• _Goal of the exercise_: Gather the lines from the material that contain "Remove".

═══ Records shown

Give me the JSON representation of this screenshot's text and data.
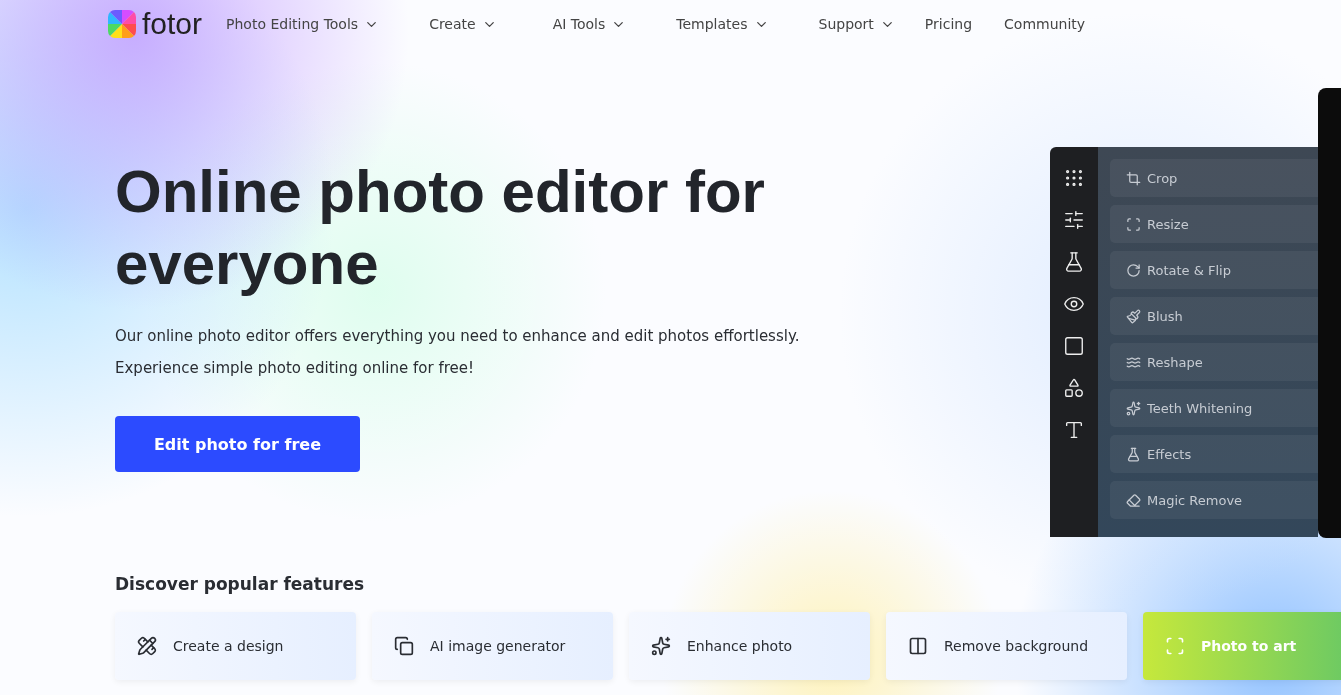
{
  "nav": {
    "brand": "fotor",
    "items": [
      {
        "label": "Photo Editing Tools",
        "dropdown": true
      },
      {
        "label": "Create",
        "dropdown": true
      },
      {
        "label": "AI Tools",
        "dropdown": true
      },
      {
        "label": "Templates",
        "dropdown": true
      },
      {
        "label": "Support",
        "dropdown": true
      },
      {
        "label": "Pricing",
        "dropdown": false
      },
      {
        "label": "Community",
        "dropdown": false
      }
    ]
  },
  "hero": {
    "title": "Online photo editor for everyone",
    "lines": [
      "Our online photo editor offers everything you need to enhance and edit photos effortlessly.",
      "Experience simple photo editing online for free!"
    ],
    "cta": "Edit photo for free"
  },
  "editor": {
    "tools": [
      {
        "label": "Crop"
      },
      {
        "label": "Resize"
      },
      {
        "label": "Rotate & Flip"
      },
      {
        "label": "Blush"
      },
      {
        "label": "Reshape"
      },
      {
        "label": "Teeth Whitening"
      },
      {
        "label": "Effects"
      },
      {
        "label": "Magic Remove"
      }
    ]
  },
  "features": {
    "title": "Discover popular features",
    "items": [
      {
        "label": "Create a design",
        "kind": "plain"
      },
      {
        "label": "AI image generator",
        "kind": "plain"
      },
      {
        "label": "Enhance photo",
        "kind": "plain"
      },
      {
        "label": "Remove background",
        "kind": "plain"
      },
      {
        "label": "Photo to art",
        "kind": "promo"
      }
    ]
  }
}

══════

• _Exercise result_:
        "label": "Magic Remove"
        "label": "Remove background",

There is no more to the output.